TEXT PASSAGE:

==================================================

Dahiru Musdapher

South West

CJN bemoans Executive intrusion in the Judiciary


February 09, 2012

The Chief Justice of Nigeria, Dahiru Musdapher, has called for a new judicial code of ethics that would reflect current realities and challenges to tackle judicial corruption in the country, in order to ensure that “judges and the judicial system remain politically neutral and rise up to safeguard our fledgling democracy,” and to “immunize the entire judicial system against all identified iniquities.”

“Metaphorically a corrupt judge has been described as more harmful to the society than a man who runs amok with a dagger in a crowded street. The latter as you know can be restrained physically. But the former deliberately destroys the moral foundation of society and causes incalculable distress to individuals while still answering ‘honourable’,” he said.

Justice Musdapher said this on Thursday at the media roundtable on promoting ethics and integrity at the magistrate courts held at the Ikeja Airport Hotel, Lagos and organized by the Socio-Economic Rights and Accountability Project (SERAP) in collaboration with the Royal Netherlands Embassy.

Justice Musdapher, represented by the Chief Registrar of the Supreme Court of Nigeria, Sunday Olorundahunsi, presented a keynote address titled: Promoting Magistrate Court Ethics, Integrity and Improving Citizens’ Access to Justice.

“Taking steps against corruption in the justice system should be a first step in dealing with corruption in society as a whole,” he said.

The CJN noted that there is dissatisfaction with the performance of the Judiciary in the country but bemoaned the control that the Executive Arm of government has over the Judiciary.

==================================================

Bounding box prediction data:
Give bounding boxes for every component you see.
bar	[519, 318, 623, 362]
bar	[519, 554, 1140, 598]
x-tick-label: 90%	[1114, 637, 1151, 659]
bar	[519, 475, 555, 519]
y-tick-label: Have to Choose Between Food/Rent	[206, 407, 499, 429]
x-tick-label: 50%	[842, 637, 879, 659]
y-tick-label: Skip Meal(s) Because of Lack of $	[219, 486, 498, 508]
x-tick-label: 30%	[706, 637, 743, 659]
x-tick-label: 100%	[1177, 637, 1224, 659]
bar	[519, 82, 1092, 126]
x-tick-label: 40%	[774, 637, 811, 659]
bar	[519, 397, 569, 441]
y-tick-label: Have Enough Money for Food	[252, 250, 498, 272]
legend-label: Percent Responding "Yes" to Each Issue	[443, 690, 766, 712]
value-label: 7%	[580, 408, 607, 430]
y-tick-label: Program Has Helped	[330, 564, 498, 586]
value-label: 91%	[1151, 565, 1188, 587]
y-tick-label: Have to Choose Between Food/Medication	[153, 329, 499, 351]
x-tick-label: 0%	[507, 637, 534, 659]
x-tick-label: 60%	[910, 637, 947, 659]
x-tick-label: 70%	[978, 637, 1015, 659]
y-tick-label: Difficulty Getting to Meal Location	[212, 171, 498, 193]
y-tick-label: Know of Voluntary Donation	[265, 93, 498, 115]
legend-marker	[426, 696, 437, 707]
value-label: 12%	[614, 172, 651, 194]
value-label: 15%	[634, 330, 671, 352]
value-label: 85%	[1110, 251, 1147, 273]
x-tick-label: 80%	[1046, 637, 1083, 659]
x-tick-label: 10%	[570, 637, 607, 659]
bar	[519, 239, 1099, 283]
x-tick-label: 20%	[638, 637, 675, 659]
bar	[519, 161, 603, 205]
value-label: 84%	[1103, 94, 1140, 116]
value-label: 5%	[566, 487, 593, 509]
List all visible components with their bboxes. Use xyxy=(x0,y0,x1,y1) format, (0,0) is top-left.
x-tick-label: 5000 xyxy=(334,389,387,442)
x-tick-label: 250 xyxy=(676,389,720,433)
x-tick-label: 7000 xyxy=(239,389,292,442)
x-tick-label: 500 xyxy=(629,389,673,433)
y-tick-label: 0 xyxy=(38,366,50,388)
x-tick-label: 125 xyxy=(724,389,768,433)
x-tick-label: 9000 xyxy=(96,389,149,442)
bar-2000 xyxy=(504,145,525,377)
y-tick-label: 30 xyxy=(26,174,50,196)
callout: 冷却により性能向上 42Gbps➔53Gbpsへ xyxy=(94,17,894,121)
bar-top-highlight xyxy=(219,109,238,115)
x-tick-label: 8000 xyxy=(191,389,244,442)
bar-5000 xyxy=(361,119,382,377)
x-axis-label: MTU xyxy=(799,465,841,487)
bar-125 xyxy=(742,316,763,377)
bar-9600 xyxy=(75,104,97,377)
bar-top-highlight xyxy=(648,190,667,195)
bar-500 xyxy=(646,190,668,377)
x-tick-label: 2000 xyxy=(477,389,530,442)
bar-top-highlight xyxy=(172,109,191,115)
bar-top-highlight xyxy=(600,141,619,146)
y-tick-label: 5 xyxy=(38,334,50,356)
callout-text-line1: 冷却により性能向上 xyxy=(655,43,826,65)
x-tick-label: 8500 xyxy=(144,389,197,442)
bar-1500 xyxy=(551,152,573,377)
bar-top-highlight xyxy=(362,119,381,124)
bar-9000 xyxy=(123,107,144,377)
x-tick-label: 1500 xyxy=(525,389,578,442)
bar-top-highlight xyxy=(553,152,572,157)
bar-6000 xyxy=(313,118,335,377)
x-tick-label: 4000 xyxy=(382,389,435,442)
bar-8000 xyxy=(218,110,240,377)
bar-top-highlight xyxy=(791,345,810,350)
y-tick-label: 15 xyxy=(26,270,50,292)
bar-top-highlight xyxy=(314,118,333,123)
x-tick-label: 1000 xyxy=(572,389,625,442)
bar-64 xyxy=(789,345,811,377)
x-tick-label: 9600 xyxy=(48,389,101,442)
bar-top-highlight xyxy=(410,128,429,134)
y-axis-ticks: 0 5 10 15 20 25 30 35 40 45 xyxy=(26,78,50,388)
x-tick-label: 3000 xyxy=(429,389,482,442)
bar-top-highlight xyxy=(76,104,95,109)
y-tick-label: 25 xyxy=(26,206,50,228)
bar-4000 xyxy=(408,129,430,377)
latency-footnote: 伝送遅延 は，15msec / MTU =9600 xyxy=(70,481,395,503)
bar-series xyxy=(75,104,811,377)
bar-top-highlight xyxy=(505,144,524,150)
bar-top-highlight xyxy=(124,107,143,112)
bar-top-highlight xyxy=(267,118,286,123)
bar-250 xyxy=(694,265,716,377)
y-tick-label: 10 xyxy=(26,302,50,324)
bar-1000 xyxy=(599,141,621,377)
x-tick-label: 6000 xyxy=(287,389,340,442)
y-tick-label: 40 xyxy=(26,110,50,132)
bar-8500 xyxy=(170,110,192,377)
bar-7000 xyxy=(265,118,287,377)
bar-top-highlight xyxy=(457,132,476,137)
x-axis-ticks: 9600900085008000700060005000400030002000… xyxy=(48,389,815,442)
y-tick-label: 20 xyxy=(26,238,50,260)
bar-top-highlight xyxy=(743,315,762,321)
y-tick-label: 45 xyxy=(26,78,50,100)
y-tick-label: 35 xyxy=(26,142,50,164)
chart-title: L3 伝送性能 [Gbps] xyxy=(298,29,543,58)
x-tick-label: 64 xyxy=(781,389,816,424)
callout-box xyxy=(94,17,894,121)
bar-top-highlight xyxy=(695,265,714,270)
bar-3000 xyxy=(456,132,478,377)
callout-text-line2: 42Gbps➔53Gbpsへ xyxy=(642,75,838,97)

==================================================

PROMPT 1:
Answer these questions using the news report on the Chief Justice's remarks:
(a) At which venue was the media roundtable held?
(b) Who represented Justice Musdapher at the event, and what office does that person hold?
(c) What was the title of the keynote address?
PROMPT 2: List every passage that the news report on the Chief Justice's remarks places in quotation marks as Musdapher's own words.
PROMPT 3: Please continue the news report on the Chief Justice's remarks about judicial ethics, starting after its final sentence.

WRITTEN RESPONSE 1:
(a) The Ikeja Airport Hotel, Lagos.
(b) Sunday Olorundahunsi, the Chief Registrar of the Supreme Court of Nigeria.
(c) Promoting Magistrate Court Ethics, Integrity and Improving Citizens' Access to Justice.

WRITTEN RESPONSE 2:
1. "judges and the judicial system remain politically neutral and rise up to safeguard our fledgling democracy,"
2. "immunize the entire judicial system against all identified iniquities."
3. "Metaphorically a corrupt judge has been described as more harmful to the society than a man who runs amok with a dagger in a crowded street. The latter as you know can be restrained physically. But the former deliberately destroys the moral foundation of society and causes incalculable distress to individuals while still answering 'honourable',"
4. "Taking steps against corruption in the justice system should be a first step in dealing with corruption in society as a whole,"

WRITTEN RESPONSE 3:
“The plight of state judiciaries is compounded by the fact that in spite of the best efforts of the NJC, the process of appointment and removal of judges/security of tenure is the subject of political discretion,” he said.

Mr. Musdapher also blamed this development on the judges.

“It is regrettable that some state chief executives treat the judiciary as an appendage of the executive arm. While it is true that, in some cases, this is self-inflicted (because of the way some judges conduct themselves), it does not invariably follow that a distinct arm of government should, because of the action of a few, be treated in a manner that compromises its independence and its integrity,” he added.

The CJN says that in an effort to increase transparency in the Judiciary, some of the actions taken under his leadership include working with Transparency International, an international organisation concerned with urging the reduction of corruption across countries.

“My office has worked to introduce a number of procedural changes that enhance transparency. In fact in that regard we have invited Transparency International, TI to oblige us its time-honoured experience and expertise in providing voluntary technical support/assistance to the Nigerian Judiciary.”